- _Task statement_
Reproduce the listing verbatim.

- _Data lines_
** START **

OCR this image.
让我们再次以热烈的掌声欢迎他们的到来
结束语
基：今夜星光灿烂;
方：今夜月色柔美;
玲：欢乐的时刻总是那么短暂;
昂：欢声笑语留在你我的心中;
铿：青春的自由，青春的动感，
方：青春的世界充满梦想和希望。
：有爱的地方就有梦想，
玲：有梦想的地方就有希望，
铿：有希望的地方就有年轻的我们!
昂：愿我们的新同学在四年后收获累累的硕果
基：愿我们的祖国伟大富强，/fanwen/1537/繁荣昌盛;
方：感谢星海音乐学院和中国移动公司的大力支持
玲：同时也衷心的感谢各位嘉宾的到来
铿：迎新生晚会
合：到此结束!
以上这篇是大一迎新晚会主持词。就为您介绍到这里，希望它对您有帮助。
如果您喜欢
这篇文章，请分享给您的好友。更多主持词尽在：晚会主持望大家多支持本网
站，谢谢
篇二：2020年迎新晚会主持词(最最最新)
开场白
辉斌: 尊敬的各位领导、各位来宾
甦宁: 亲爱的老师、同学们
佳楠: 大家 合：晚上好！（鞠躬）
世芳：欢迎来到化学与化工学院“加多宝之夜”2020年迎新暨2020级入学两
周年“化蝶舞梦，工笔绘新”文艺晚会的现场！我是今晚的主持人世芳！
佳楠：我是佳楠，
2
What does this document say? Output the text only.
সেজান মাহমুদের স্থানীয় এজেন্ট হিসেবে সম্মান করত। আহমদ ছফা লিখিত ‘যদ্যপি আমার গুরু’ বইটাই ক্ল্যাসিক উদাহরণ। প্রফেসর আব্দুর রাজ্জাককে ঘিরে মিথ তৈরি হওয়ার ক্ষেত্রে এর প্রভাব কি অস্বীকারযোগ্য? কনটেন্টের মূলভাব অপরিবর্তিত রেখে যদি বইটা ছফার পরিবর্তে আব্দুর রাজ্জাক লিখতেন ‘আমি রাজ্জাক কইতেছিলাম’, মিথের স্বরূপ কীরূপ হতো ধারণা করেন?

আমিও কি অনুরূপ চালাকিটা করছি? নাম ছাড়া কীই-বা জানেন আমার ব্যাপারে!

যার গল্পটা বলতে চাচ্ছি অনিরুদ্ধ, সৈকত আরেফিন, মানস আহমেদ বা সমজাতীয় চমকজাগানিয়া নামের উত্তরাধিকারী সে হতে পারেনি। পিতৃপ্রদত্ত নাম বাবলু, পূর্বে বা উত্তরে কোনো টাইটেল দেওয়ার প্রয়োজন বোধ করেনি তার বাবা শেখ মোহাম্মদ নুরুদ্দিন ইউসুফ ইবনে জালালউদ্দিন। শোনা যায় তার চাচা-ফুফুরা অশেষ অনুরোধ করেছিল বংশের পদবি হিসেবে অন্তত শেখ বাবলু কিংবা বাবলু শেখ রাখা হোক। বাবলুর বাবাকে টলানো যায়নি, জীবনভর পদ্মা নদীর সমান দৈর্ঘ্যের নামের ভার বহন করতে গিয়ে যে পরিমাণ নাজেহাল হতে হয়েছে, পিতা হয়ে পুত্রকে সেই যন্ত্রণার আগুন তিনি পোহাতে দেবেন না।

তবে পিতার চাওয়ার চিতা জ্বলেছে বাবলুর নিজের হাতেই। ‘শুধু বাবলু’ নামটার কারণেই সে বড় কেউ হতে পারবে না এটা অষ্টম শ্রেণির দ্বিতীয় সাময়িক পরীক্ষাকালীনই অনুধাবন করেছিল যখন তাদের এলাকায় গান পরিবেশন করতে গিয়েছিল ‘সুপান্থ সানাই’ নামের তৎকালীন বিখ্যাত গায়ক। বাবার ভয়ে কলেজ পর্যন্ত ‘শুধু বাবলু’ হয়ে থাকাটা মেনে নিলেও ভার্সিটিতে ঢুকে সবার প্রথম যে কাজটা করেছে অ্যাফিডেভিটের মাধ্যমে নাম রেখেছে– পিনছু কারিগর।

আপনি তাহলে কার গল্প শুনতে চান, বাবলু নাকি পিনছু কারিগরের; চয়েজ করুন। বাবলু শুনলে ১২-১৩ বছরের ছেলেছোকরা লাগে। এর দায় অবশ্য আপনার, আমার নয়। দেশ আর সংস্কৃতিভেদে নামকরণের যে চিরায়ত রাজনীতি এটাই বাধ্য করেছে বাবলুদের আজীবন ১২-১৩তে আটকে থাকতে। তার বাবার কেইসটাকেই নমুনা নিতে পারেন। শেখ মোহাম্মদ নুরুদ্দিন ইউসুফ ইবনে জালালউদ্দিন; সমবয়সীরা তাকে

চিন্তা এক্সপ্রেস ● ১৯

** END **

- _Full answer_
OCR this image.
让我们再次以热烈的掌声欢迎他们的到来
结束语
基：今夜星光灿烂;
方：今夜月色柔美;
玲：欢乐的时刻总是那么短暂;
昂：欢声笑语留在你我的心中;
铿：青春的自由，青春的动感，
方：青春的世界充满梦想和希望。
：有爱的地方就有梦想，
玲：有梦想的地方就有希望，
铿：有希望的地方就有年轻的我们!
昂：愿我们的新同学在四年后收获累累的硕果
基：愿我们的祖国伟大富强，/fanwen/1537/繁荣昌盛;
方：感谢星海音乐学院和中国移动公司的大力支持
玲：同时也衷心的感谢各位嘉宾的到来
铿：迎新生晚会
合：到此结束!
以上这篇是大一迎新晚会主持词。就为您介绍到这里，希望它对您有帮助。
如果您喜欢
这篇文章，请分享给您的好友。更多主持词尽在：晚会主持望大家多支持本网
站，谢谢
篇二：2020年迎新晚会主持词(最最最新)
开场白
辉斌: 尊敬的各位领导、各位来宾
甦宁: 亲爱的老师、同学们
佳楠: 大家 合：晚上好！（鞠躬）
世芳：欢迎来到化学与化工学院“加多宝之夜”2020年迎新暨2020级入学两
周年“化蝶舞梦，工笔绘新”文艺晚会的现场！我是今晚的主持人世芳！
佳楠：我是佳楠，
2
What does this document say? Output the text only.
সেজান মাহমুদের স্থানীয় এজেন্ট হিসেবে সম্মান করত। আহমদ ছফা লিখিত ‘যদ্যপি আমার গুরু’ বইটাই ক্ল্যাসিক উদাহরণ। প্রফেসর আব্দুর রাজ্জাককে ঘিরে মিথ তৈরি হওয়ার ক্ষেত্রে এর প্রভাব কি অস্বীকারযোগ্য? কনটেন্টের মূলভাব অপরিবর্তিত রেখে যদি বইটা ছফার পরিবর্তে আব্দুর রাজ্জাক লিখতেন ‘আমি রাজ্জাক কইতেছিলাম’, মিথের স্বরূপ কীরূপ হতো ধারণা করেন?

আমিও কি অনুরূপ চালাকিটা করছি? নাম ছাড়া কীই-বা জানেন আমার ব্যাপারে!

যার গল্পটা বলতে চাচ্ছি অনিরুদ্ধ, সৈকত আরেফিন, মানস আহমেদ বা সমজাতীয় চমকজাগানিয়া নামের উত্তরাধিকারী সে হতে পারেনি। পিতৃপ্রদত্ত নাম বাবলু, পূর্বে বা উত্তরে কোনো টাইটেল দেওয়ার প্রয়োজন বোধ করেনি তার বাবা শেখ মোহাম্মদ নুরুদ্দিন ইউসুফ ইবনে জালালউদ্দিন। শোনা যায় তার চাচা-ফুফুরা অশেষ অনুরোধ করেছিল বংশের পদবি হিসেবে অন্তত শেখ বাবলু কিংবা বাবলু শেখ রাখা হোক। বাবলুর বাবাকে টলানো যায়নি, জীবনভর পদ্মা নদীর সমান দৈর্ঘ্যের নামের ভার বহন করতে গিয়ে যে পরিমাণ নাজেহাল হতে হয়েছে, পিতা হয়ে পুত্রকে সেই যন্ত্রণার আগুন তিনি পোহাতে দেবেন না।

তবে পিতার চাওয়ার চিতা জ্বলেছে বাবলুর নিজের হাতেই। ‘শুধু বাবলু’ নামটার কারণেই সে বড় কেউ হতে পারবে না এটা অষ্টম শ্রেণির দ্বিতীয় সাময়িক পরীক্ষাকালীনই অনুধাবন করেছিল যখন তাদের এলাকায় গান পরিবেশন করতে গিয়েছিল ‘সুপান্থ সানাই’ নামের তৎকালীন বিখ্যাত গায়ক। বাবার ভয়ে কলেজ পর্যন্ত ‘শুধু বাবলু’ হয়ে থাকাটা মেনে নিলেও ভার্সিটিতে ঢুকে সবার প্রথম যে কাজটা করেছে অ্যাফিডেভিটের মাধ্যমে নাম রেখেছে– পিনছু কারিগর।

আপনি তাহলে কার গল্প শুনতে চান, বাবলু নাকি পিনছু কারিগরের; চয়েজ করুন। বাবলু শুনলে ১২-১৩ বছরের ছেলেছোকরা লাগে। এর দায় অবশ্য আপনার, আমার নয়। দেশ আর সংস্কৃতিভেদে নামকরণের যে চিরায়ত রাজনীতি এটাই বাধ্য করেছে বাবলুদের আজীবন ১২-১৩তে আটকে থাকতে। তার বাবার কেইসটাকেই নমুনা নিতে পারেন। শেখ মোহাম্মদ নুরুদ্দিন ইউসুফ ইবনে জালালউদ্দিন; সমবয়সীরা তাকে

চিন্তা এক্সপ্রেস ● ১৯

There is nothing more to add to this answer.